> Direction: Extract all lines that hold the string "Transthyretin".

Data listing
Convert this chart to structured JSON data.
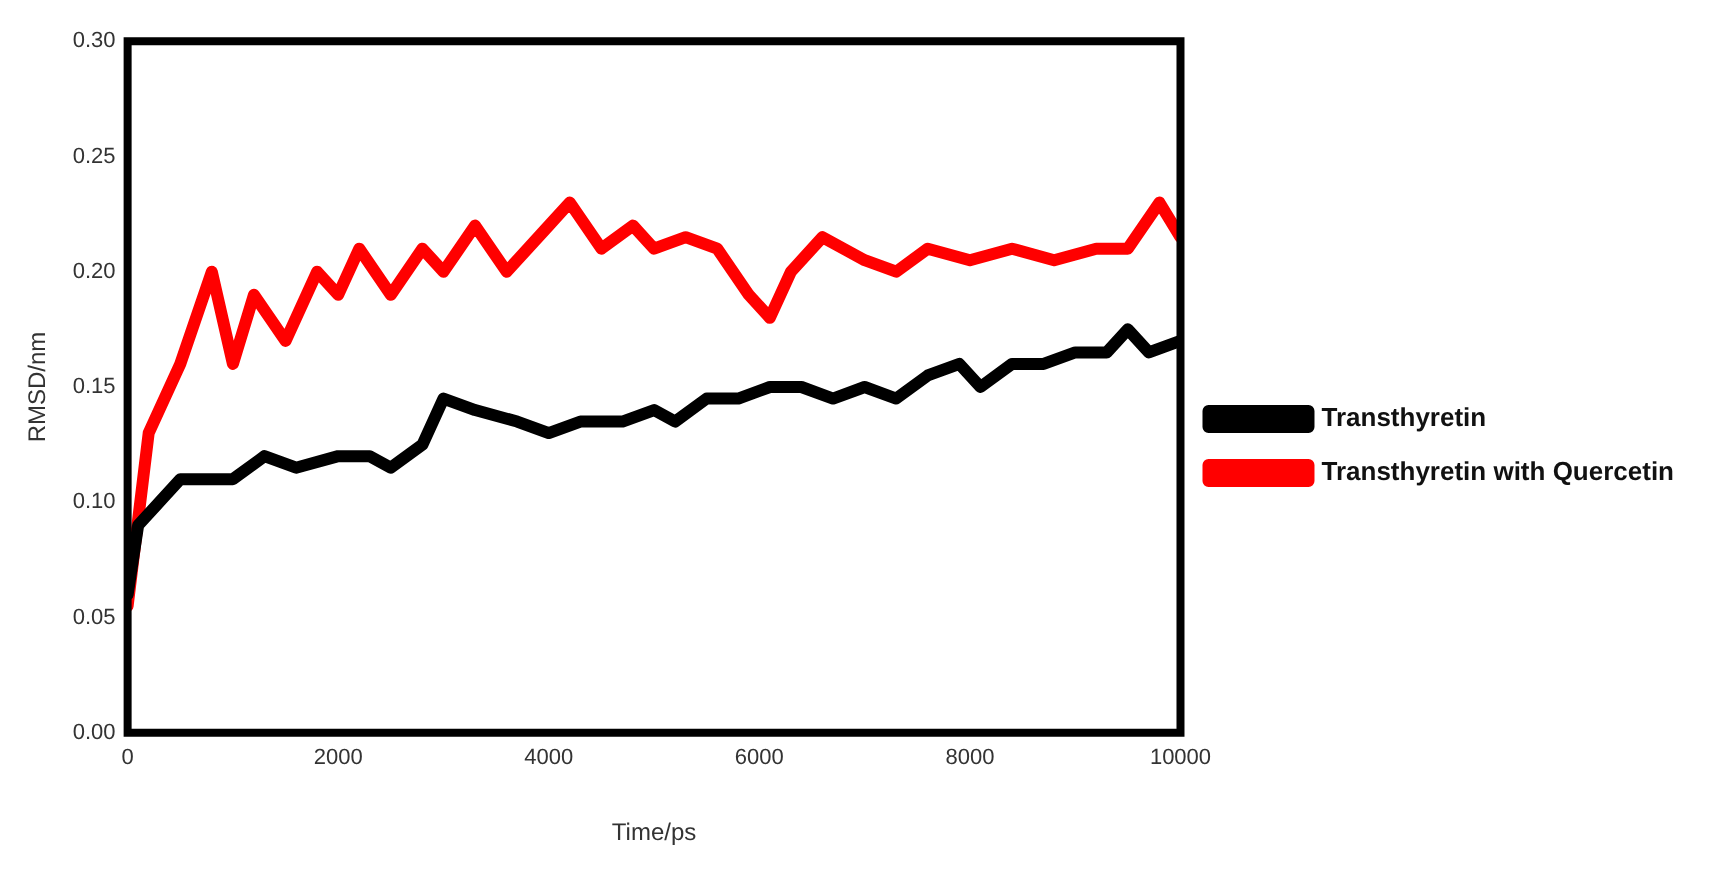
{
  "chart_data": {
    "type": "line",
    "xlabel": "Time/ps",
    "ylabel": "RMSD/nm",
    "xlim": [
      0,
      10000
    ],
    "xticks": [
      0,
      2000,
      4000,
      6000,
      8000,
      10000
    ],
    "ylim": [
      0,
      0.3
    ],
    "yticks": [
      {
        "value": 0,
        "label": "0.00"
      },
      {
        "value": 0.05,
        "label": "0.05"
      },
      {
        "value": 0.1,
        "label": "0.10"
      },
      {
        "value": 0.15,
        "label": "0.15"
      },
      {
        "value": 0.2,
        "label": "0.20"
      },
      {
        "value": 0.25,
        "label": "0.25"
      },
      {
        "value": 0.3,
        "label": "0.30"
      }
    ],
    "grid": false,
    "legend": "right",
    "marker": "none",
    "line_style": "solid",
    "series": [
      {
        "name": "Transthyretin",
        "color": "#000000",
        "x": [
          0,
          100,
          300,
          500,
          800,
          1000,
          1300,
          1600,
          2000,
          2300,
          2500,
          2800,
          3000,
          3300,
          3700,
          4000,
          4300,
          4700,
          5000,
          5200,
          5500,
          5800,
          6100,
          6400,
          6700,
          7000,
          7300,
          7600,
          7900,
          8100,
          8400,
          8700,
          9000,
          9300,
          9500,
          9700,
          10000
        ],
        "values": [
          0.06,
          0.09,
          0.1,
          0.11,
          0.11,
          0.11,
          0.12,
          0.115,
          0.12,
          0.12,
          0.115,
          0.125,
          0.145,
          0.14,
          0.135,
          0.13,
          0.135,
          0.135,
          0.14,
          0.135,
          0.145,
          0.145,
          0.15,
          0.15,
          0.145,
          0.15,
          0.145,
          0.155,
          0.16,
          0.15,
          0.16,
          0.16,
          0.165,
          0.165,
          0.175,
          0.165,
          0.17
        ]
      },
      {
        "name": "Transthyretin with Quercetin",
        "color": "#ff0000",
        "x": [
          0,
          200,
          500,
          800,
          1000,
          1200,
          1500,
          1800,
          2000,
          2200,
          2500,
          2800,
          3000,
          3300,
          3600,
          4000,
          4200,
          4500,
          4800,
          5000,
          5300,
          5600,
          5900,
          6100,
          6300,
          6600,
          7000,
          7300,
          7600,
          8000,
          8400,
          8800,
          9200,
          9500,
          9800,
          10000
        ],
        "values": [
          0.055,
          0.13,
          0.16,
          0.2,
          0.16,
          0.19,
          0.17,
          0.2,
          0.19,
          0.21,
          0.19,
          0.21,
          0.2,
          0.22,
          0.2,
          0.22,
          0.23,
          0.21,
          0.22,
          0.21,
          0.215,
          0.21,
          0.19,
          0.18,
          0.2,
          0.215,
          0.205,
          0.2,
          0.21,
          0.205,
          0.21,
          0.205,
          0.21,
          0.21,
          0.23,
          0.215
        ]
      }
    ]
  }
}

--

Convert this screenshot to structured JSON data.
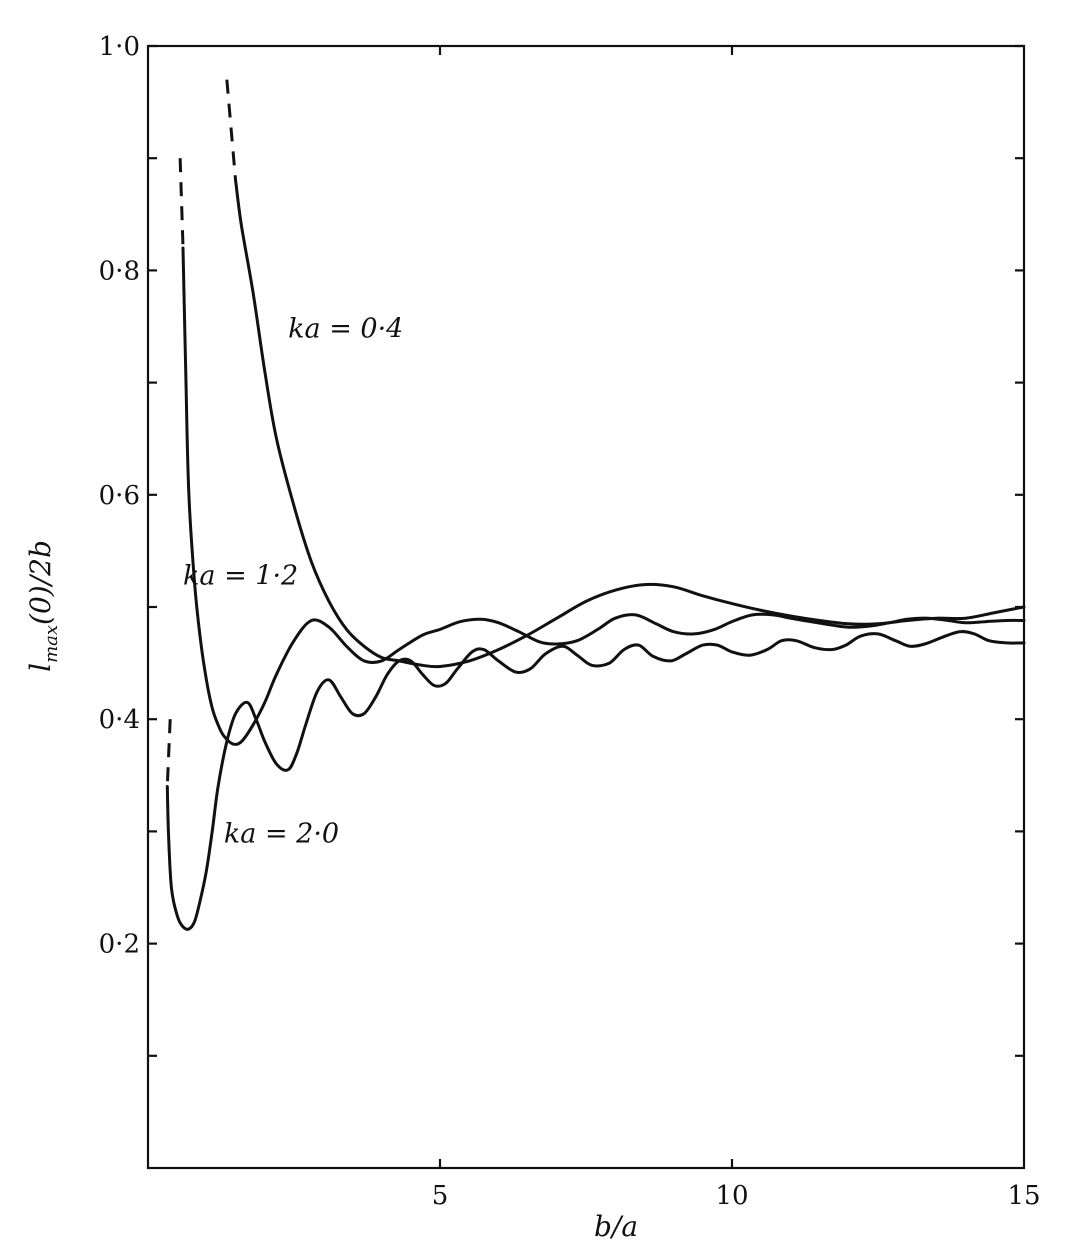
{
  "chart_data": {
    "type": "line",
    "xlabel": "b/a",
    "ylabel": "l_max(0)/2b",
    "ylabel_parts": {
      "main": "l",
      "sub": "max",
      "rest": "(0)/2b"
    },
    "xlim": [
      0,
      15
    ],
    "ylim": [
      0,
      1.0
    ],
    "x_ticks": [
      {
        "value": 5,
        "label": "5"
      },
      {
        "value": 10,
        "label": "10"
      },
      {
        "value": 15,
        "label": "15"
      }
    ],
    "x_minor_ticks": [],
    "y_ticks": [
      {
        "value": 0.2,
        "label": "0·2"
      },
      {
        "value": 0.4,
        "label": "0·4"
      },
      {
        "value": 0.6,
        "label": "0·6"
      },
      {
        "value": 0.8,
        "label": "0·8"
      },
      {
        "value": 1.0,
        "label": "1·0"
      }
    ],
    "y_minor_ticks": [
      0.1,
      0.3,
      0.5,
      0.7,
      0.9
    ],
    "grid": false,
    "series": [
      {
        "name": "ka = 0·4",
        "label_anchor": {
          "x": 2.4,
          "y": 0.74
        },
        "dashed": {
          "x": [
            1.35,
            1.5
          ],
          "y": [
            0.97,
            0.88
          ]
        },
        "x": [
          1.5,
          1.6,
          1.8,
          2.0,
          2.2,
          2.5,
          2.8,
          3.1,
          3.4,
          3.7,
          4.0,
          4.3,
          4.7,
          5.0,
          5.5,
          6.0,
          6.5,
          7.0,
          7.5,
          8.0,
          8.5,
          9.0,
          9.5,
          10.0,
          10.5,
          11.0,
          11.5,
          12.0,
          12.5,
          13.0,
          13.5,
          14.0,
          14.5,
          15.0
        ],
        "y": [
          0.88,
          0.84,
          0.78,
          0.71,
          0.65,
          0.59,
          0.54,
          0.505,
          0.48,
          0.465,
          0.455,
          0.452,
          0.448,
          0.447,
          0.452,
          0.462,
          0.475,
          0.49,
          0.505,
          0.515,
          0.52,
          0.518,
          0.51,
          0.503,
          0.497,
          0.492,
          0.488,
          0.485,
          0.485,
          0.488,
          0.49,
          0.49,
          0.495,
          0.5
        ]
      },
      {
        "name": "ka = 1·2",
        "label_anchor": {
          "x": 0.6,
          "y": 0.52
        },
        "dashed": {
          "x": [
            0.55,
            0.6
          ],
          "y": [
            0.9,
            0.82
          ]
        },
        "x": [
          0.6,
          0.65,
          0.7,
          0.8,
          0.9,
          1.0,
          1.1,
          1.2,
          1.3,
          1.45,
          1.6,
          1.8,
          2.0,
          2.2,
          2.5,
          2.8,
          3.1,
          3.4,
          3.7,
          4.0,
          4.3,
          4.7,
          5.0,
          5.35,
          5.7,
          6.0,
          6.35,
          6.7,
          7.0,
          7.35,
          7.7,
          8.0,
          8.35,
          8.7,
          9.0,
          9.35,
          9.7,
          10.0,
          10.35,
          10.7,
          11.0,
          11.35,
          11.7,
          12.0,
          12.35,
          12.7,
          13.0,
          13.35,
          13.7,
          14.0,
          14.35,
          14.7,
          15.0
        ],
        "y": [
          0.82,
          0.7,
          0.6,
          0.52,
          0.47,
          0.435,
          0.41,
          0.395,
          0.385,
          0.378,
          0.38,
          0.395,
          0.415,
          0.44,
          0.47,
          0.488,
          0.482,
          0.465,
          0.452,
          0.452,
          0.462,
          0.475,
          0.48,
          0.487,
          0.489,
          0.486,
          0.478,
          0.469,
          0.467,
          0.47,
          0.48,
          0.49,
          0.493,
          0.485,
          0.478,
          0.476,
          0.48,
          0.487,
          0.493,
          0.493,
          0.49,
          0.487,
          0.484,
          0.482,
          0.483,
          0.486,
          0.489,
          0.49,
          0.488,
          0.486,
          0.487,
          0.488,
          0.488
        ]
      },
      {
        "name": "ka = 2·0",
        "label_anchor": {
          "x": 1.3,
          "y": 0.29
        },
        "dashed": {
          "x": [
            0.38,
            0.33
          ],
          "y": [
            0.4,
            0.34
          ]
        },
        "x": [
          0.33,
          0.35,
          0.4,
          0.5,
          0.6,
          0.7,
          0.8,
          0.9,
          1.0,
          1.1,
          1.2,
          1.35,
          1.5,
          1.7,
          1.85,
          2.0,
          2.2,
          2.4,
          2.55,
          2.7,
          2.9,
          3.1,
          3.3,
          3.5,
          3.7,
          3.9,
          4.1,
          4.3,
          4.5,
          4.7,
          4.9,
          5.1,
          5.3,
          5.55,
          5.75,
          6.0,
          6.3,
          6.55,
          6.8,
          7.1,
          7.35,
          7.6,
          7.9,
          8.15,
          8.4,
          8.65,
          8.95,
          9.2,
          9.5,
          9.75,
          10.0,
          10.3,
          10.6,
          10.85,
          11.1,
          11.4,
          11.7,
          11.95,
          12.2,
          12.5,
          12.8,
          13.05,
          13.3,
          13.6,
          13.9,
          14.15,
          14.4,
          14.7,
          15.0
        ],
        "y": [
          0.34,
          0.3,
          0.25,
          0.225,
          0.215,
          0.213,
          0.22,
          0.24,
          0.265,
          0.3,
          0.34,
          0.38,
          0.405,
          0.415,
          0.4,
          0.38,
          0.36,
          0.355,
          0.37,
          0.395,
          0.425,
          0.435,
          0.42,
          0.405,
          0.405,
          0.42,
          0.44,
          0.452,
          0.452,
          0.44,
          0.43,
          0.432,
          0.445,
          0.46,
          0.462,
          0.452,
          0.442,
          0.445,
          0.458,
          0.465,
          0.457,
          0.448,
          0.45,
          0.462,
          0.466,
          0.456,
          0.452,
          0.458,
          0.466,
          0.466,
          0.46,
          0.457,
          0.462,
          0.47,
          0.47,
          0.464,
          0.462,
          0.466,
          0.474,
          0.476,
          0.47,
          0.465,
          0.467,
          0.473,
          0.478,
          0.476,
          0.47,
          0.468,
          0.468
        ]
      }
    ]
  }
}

> Complete answer:
        "name": "Transthyretin",
        "name": "Transthyretin with Quercetin",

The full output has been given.